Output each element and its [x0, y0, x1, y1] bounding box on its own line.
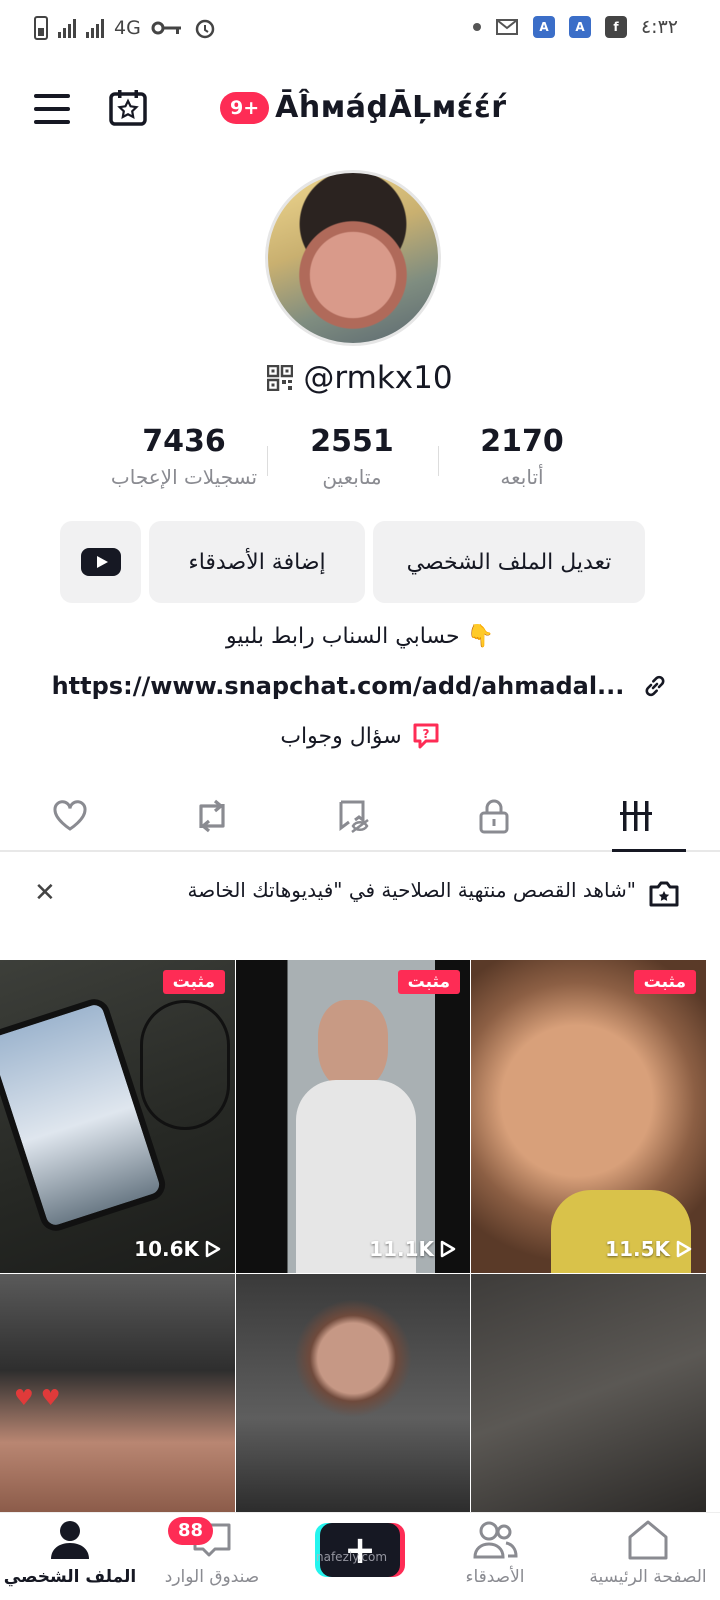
- qa-label: سؤال وجواب: [280, 723, 402, 749]
- nav-friends-label: الأصدقاء: [465, 1567, 525, 1587]
- calendar-icon[interactable]: [108, 88, 148, 128]
- inbox-badge: 88: [168, 1517, 214, 1545]
- title-wrap[interactable]: 9+ ĀĥмáḑĀĻмέέŕ: [220, 90, 507, 125]
- network-type: 4G: [114, 17, 141, 39]
- pinned-badge: مثبت: [397, 970, 460, 994]
- video-grid: مثبت 10.6K مثبت 11.1K مثبت 11.5K ♥ ♥: [0, 960, 720, 1515]
- question-bubble-icon: ?: [413, 723, 439, 749]
- nav-friends[interactable]: الأصدقاء: [425, 1519, 565, 1587]
- followers-label: متابعين: [322, 465, 382, 489]
- link-text[interactable]: https://www.snapchat.com/add/ahmadal...: [52, 672, 625, 700]
- menu-icon[interactable]: [34, 94, 70, 124]
- qr-code-icon[interactable]: [267, 365, 294, 391]
- notice-text: شاهد القصص منتهية الصلاحية في "فيديوهاتك…: [187, 878, 636, 902]
- svg-text:?: ?: [422, 727, 429, 741]
- heart-icon: [53, 800, 87, 831]
- active-tab-indicator: [612, 849, 686, 852]
- watermark: nafezly.com: [316, 1550, 388, 1564]
- signal-icon-2: [86, 18, 104, 38]
- close-icon[interactable]: ✕: [34, 878, 56, 908]
- video-thumbnail[interactable]: [236, 1274, 470, 1515]
- hearts-emoji: ♥ ♥: [14, 1386, 61, 1411]
- likes-count: 7436: [142, 424, 226, 459]
- nav-profile[interactable]: الملف الشخصي: [0, 1519, 140, 1587]
- username-handle: @rmkx10: [303, 360, 453, 396]
- signal-icon: [58, 18, 76, 38]
- view-count: 11.1K: [369, 1237, 456, 1261]
- stat-following[interactable]: 2170 أتابعه: [432, 424, 612, 489]
- stat-followers[interactable]: 2551 متابعين: [262, 424, 442, 489]
- app-icon-1: A: [532, 16, 555, 38]
- lock-icon: [479, 799, 509, 834]
- repost-icon: [199, 799, 225, 833]
- friends-icon: [473, 1521, 518, 1559]
- video-thumbnail[interactable]: [471, 1274, 706, 1515]
- avatar[interactable]: [265, 170, 441, 346]
- pinned-badge: مثبت: [633, 970, 696, 994]
- view-count: 11.5K: [605, 1237, 692, 1261]
- grid-videos-icon: [620, 801, 652, 831]
- bookmark-hidden-icon: [339, 800, 369, 833]
- tab-liked[interactable]: [48, 794, 92, 838]
- key-icon: [151, 21, 181, 35]
- tab-reposts[interactable]: [190, 794, 234, 838]
- profile-link[interactable]: https://www.snapchat.com/add/ahmadal...: [0, 672, 720, 700]
- dot-icon: [472, 23, 481, 31]
- nav-inbox[interactable]: 88 صندوق الوارد: [142, 1517, 282, 1587]
- stories-notice[interactable]: ✕ شاهد القصص منتهية الصلاحية في "فيديوها…: [0, 866, 720, 922]
- edit-profile-button[interactable]: تعديل الملف الشخصي: [373, 521, 645, 603]
- clock: ٤:٣٢: [640, 16, 678, 38]
- followers-count: 2551: [310, 424, 394, 459]
- youtube-icon: [80, 548, 121, 576]
- facebook-icon: f: [604, 16, 627, 38]
- bio-text: حسابي السناب رابط بلبيو 👇: [225, 624, 495, 649]
- handle-row[interactable]: @rmkx10: [0, 360, 720, 396]
- battery-icon: [34, 16, 48, 40]
- profile-icon: [51, 1521, 89, 1559]
- view-count-value: 11.1K: [369, 1237, 434, 1261]
- video-thumbnail[interactable]: مثبت 11.1K: [236, 960, 470, 1273]
- nav-home[interactable]: الصفحة الرئيسية: [578, 1519, 718, 1587]
- link-icon: [645, 675, 665, 697]
- view-count-value: 11.5K: [605, 1237, 670, 1261]
- profile-header: 9+ ĀĥмáḑĀĻмέέŕ: [0, 78, 720, 142]
- youtube-button[interactable]: [60, 521, 141, 603]
- view-count-value: 10.6K: [134, 1237, 199, 1261]
- gmail-icon: [495, 19, 518, 35]
- nav-profile-label: الملف الشخصي: [3, 1567, 137, 1587]
- display-name: ĀĥмáḑĀĻмέέŕ: [275, 90, 507, 125]
- add-friends-button[interactable]: إضافة الأصدقاء: [149, 521, 365, 603]
- content-tabs: [0, 780, 720, 852]
- alarm-icon: [195, 19, 215, 39]
- play-icon: [676, 1240, 692, 1258]
- following-count: 2170: [480, 424, 564, 459]
- notification-badge: 9+: [220, 91, 270, 124]
- video-thumbnail[interactable]: مثبت 10.6K: [0, 960, 235, 1273]
- tab-videos[interactable]: [614, 794, 658, 838]
- qa-link[interactable]: سؤال وجواب ?: [0, 722, 720, 750]
- nav-inbox-label: صندوق الوارد: [164, 1567, 260, 1587]
- camera-story-icon: [649, 881, 679, 907]
- tab-private[interactable]: [472, 794, 516, 838]
- person-shape: [318, 1000, 388, 1090]
- status-bar: 4G A A f ٤:٣٢: [0, 0, 720, 60]
- view-count: 10.6K: [134, 1237, 221, 1261]
- profile-stats: 7436 تسجيلات الإعجاب 2551 متابعين 2170 أ…: [94, 424, 634, 504]
- status-right: A A f ٤:٣٢: [472, 16, 678, 38]
- home-icon: [628, 1520, 668, 1560]
- nav-home-label: الصفحة الرئيسية: [589, 1567, 707, 1587]
- app-icon-2: A: [568, 16, 591, 38]
- video-thumbnail[interactable]: ♥ ♥: [0, 1274, 235, 1515]
- play-icon: [440, 1240, 456, 1258]
- pinned-badge: مثبت: [162, 970, 225, 994]
- headphones-cable: [140, 1000, 230, 1130]
- likes-label: تسجيلات الإعجاب: [110, 465, 258, 489]
- status-left: 4G: [34, 16, 217, 40]
- tab-favorites[interactable]: [332, 794, 376, 838]
- video-thumbnail[interactable]: مثبت 11.5K: [471, 960, 706, 1273]
- following-label: أتابعه: [500, 465, 544, 489]
- play-icon: [205, 1240, 221, 1258]
- stat-likes[interactable]: 7436 تسجيلات الإعجاب: [94, 424, 274, 489]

*Your goal*. Return all of the lines above word for word, leaving out the pictures.

*Task response*.
Output each element and its [x0, y0, x1, y1] bounding box on its own line.
- qa-label: سؤال وجواب: [280, 723, 402, 749]
- nav-friends-label: الأصدقاء: [465, 1567, 525, 1587]
- calendar-icon[interactable]: [108, 88, 148, 128]
- inbox-badge: 88: [168, 1517, 214, 1545]
- title-wrap[interactable]: 9+ ĀĥмáḑĀĻмέέŕ: [220, 90, 507, 125]
- network-type: 4G: [114, 17, 141, 39]
- pinned-badge: مثبت: [397, 970, 460, 994]
- video-grid: مثبت 10.6K مثبت 11.1K مثبت 11.5K ♥ ♥: [0, 960, 720, 1515]
- question-bubble-icon: ?: [413, 723, 439, 749]
- nav-friends[interactable]: الأصدقاء: [425, 1519, 565, 1587]
- followers-label: متابعين: [322, 465, 382, 489]
- link-text[interactable]: https://www.snapchat.com/add/ahmadal...: [52, 672, 625, 700]
- menu-icon[interactable]: [34, 94, 70, 124]
- qr-code-icon[interactable]: [267, 365, 294, 391]
- notice-text: شاهد القصص منتهية الصلاحية في "فيديوهاتك…: [187, 878, 636, 902]
- svg-text:?: ?: [422, 727, 429, 741]
- heart-icon: [53, 800, 87, 831]
- active-tab-indicator: [612, 849, 686, 852]
- watermark: nafezly.com: [316, 1550, 388, 1564]
- signal-icon-2: [86, 18, 104, 38]
- close-icon[interactable]: ✕: [34, 878, 56, 908]
- video-thumbnail[interactable]: [236, 1274, 470, 1515]
- hearts-emoji: ♥ ♥: [14, 1386, 61, 1411]
- likes-count: 7436: [142, 424, 226, 459]
- nav-profile[interactable]: الملف الشخصي: [0, 1519, 140, 1587]
- username-handle: @rmkx10: [303, 360, 453, 396]
- signal-icon: [58, 18, 76, 38]
- view-count: 11.1K: [369, 1237, 456, 1261]
- stat-following[interactable]: 2170 أتابعه: [432, 424, 612, 489]
- stat-followers[interactable]: 2551 متابعين: [262, 424, 442, 489]
- app-icon-1: A: [532, 16, 555, 38]
- lock-icon: [479, 799, 509, 834]
- repost-icon: [199, 799, 225, 833]
- friends-icon: [473, 1521, 518, 1559]
- video-thumbnail[interactable]: [471, 1274, 706, 1515]
- avatar[interactable]: [265, 170, 441, 346]
- pinned-badge: مثبت: [633, 970, 696, 994]
- view-count: 11.5K: [605, 1237, 692, 1261]
- grid-videos-icon: [620, 801, 652, 831]
- bookmark-hidden-icon: [339, 800, 369, 833]
- tab-liked[interactable]: [48, 794, 92, 838]
- key-icon: [151, 21, 181, 35]
- tab-reposts[interactable]: [190, 794, 234, 838]
- profile-link[interactable]: https://www.snapchat.com/add/ahmadal...: [0, 672, 720, 700]
- dot-icon: [472, 23, 481, 31]
- nav-inbox[interactable]: 88 صندوق الوارد: [142, 1517, 282, 1587]
- stories-notice[interactable]: ✕ شاهد القصص منتهية الصلاحية في "فيديوها…: [0, 866, 720, 922]
- edit-profile-button[interactable]: تعديل الملف الشخصي: [373, 521, 645, 603]
- clock: ٤:٣٢: [640, 16, 678, 38]
- followers-count: 2551: [310, 424, 394, 459]
- youtube-icon: [80, 548, 121, 576]
- facebook-icon: f: [604, 16, 627, 38]
- bio-text: حسابي السناب رابط بلبيو 👇: [225, 624, 495, 649]
- handle-row[interactable]: @rmkx10: [0, 360, 720, 396]
- battery-icon: [34, 16, 48, 40]
- profile-icon: [51, 1521, 89, 1559]
- view-count-value: 11.1K: [369, 1237, 434, 1261]
- video-thumbnail[interactable]: مثبت 11.1K: [236, 960, 470, 1273]
- nav-home[interactable]: الصفحة الرئيسية: [578, 1519, 718, 1587]
- link-icon: [645, 675, 665, 697]
- view-count-value: 11.5K: [605, 1237, 670, 1261]
- profile-header: 9+ ĀĥмáḑĀĻмέέŕ: [0, 78, 720, 142]
- youtube-button[interactable]: [60, 521, 141, 603]
- view-count-value: 10.6K: [134, 1237, 199, 1261]
- gmail-icon: [495, 19, 518, 35]
- nav-profile-label: الملف الشخصي: [3, 1567, 137, 1587]
- display-name: ĀĥмáḑĀĻмέέŕ: [275, 90, 507, 125]
- add-friends-button[interactable]: إضافة الأصدقاء: [149, 521, 365, 603]
- content-tabs: [0, 780, 720, 852]
- alarm-icon: [195, 19, 215, 39]
- play-icon: [676, 1240, 692, 1258]
- following-count: 2170: [480, 424, 564, 459]
- notification-badge: 9+: [220, 91, 270, 124]
- video-thumbnail[interactable]: مثبت 10.6K: [0, 960, 235, 1273]
- tab-videos[interactable]: [614, 794, 658, 838]
- qa-link[interactable]: سؤال وجواب ?: [0, 722, 720, 750]
- nav-inbox-label: صندوق الوارد: [164, 1567, 260, 1587]
- camera-story-icon: [649, 881, 679, 907]
- tab-private[interactable]: [472, 794, 516, 838]
- person-shape: [318, 1000, 388, 1090]
- status-bar: 4G A A f ٤:٣٢: [0, 0, 720, 60]
- view-count: 10.6K: [134, 1237, 221, 1261]
- profile-stats: 7436 تسجيلات الإعجاب 2551 متابعين 2170 أ…: [94, 424, 634, 504]
- status-right: A A f ٤:٣٢: [472, 16, 678, 38]
- home-icon: [628, 1520, 668, 1560]
- nav-home-label: الصفحة الرئيسية: [589, 1567, 707, 1587]
- app-icon-2: A: [568, 16, 591, 38]
- video-thumbnail[interactable]: ♥ ♥: [0, 1274, 235, 1515]
- play-icon: [440, 1240, 456, 1258]
- pinned-badge: مثبت: [162, 970, 225, 994]
- headphones-cable: [140, 1000, 230, 1130]
- likes-label: تسجيلات الإعجاب: [110, 465, 258, 489]
- status-left: 4G: [34, 16, 217, 40]
- tab-favorites[interactable]: [332, 794, 376, 838]
- video-thumbnail[interactable]: مثبت 11.5K: [471, 960, 706, 1273]
- following-label: أتابعه: [500, 465, 544, 489]
- play-icon: [205, 1240, 221, 1258]
- stat-likes[interactable]: 7436 تسجيلات الإعجاب: [94, 424, 274, 489]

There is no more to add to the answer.